**Stored data:**
************

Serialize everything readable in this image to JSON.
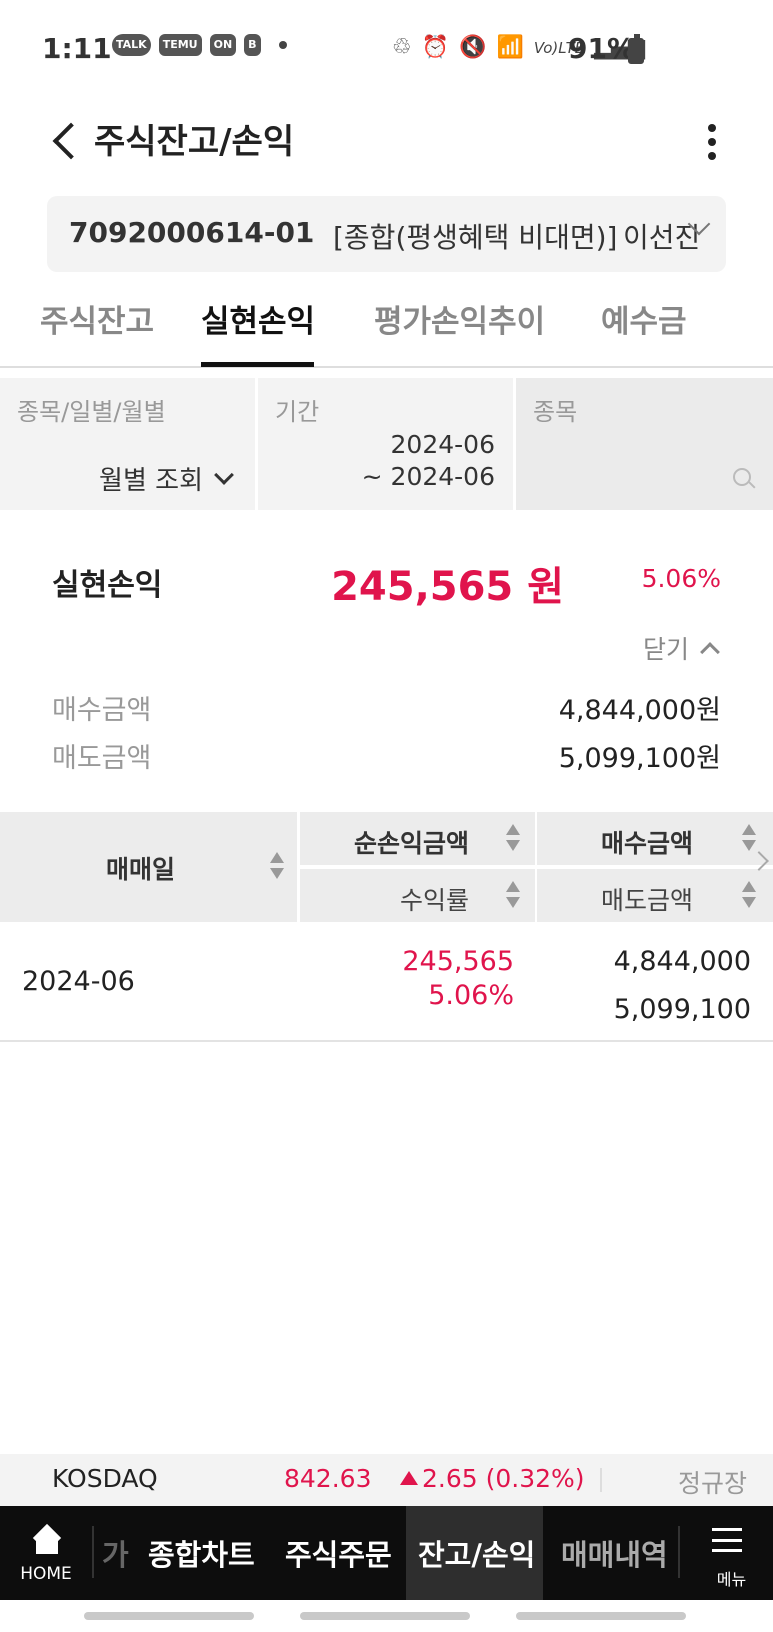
{
  "status_bar": {
    "time": "1:11",
    "apps": [
      "TALK",
      "TEMU",
      "ON",
      "B"
    ],
    "battery_percent": "91%",
    "icons": [
      "battery-saver-icon",
      "alarm-icon",
      "mute-icon",
      "wifi-icon",
      "volte-icon",
      "signal-icon",
      "battery-icon"
    ],
    "volte_label": "Vo)LTE"
  },
  "header": {
    "title": "주식잔고/손익"
  },
  "account": {
    "number": "7092000614-01",
    "type": "[종합(평생혜택 비대면)]",
    "name": "이선진"
  },
  "tabs": [
    {
      "label": "주식잔고",
      "active": false
    },
    {
      "label": "실현손익",
      "active": true
    },
    {
      "label": "평가손익추이",
      "active": false
    },
    {
      "label": "예수금",
      "active": false
    }
  ],
  "filters": {
    "view_label": "종목/일별/월별",
    "view_value": "월별 조회",
    "period_label": "기간",
    "period_from": "2024-06",
    "period_to": "~ 2024-06",
    "stock_label": "종목"
  },
  "summary": {
    "label": "실현손익",
    "amount": "245,565 원",
    "rate": "5.06%",
    "close_label": "닫기",
    "buy_label": "매수금액",
    "buy_value": "4,844,000원",
    "sell_label": "매도금액",
    "sell_value": "5,099,100원"
  },
  "table": {
    "headers": {
      "date": "매매일",
      "net_pnl": "순손익금액",
      "rate": "수익률",
      "buy": "매수금액",
      "sell": "매도금액"
    },
    "rows": [
      {
        "date": "2024-06",
        "net_pnl": "245,565",
        "rate": "5.06%",
        "buy": "4,844,000",
        "sell": "5,099,100"
      }
    ]
  },
  "ticker": {
    "name": "KOSDAQ",
    "value": "842.63",
    "change": "2.65 (0.32%)",
    "direction": "up",
    "session": "정규장"
  },
  "bottom_nav": {
    "home": "HOME",
    "items": [
      "가",
      "종합차트",
      "주식주문",
      "잔고/손익",
      "매매내역"
    ],
    "active": "잔고/손익",
    "menu": "메뉴"
  },
  "colors": {
    "accent_red": "#e0144c",
    "nav_bg": "#0d0d0d",
    "panel_bg": "#f3f3f3"
  }
}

************

**Exercise details:**
Repeat the material above word for word and skip every image in it.

**Reply to the task:**
Serialize everything readable in this image to JSON.
{
  "status_bar": {
    "time": "1:11",
    "apps": [
      "TALK",
      "TEMU",
      "ON",
      "B"
    ],
    "battery_percent": "91%",
    "icons": [
      "battery-saver-icon",
      "alarm-icon",
      "mute-icon",
      "wifi-icon",
      "volte-icon",
      "signal-icon",
      "battery-icon"
    ],
    "volte_label": "Vo)LTE"
  },
  "header": {
    "title": "주식잔고/손익"
  },
  "account": {
    "number": "7092000614-01",
    "type": "[종합(평생혜택 비대면)]",
    "name": "이선진"
  },
  "tabs": [
    {
      "label": "주식잔고",
      "active": false
    },
    {
      "label": "실현손익",
      "active": true
    },
    {
      "label": "평가손익추이",
      "active": false
    },
    {
      "label": "예수금",
      "active": false
    }
  ],
  "filters": {
    "view_label": "종목/일별/월별",
    "view_value": "월별 조회",
    "period_label": "기간",
    "period_from": "2024-06",
    "period_to": "~ 2024-06",
    "stock_label": "종목"
  },
  "summary": {
    "label": "실현손익",
    "amount": "245,565 원",
    "rate": "5.06%",
    "close_label": "닫기",
    "buy_label": "매수금액",
    "buy_value": "4,844,000원",
    "sell_label": "매도금액",
    "sell_value": "5,099,100원"
  },
  "table": {
    "headers": {
      "date": "매매일",
      "net_pnl": "순손익금액",
      "rate": "수익률",
      "buy": "매수금액",
      "sell": "매도금액"
    },
    "rows": [
      {
        "date": "2024-06",
        "net_pnl": "245,565",
        "rate": "5.06%",
        "buy": "4,844,000",
        "sell": "5,099,100"
      }
    ]
  },
  "ticker": {
    "name": "KOSDAQ",
    "value": "842.63",
    "change": "2.65 (0.32%)",
    "direction": "up",
    "session": "정규장"
  },
  "bottom_nav": {
    "home": "HOME",
    "items": [
      "가",
      "종합차트",
      "주식주문",
      "잔고/손익",
      "매매내역"
    ],
    "active": "잔고/손익",
    "menu": "메뉴"
  },
  "colors": {
    "accent_red": "#e0144c",
    "nav_bg": "#0d0d0d",
    "panel_bg": "#f3f3f3"
  }
}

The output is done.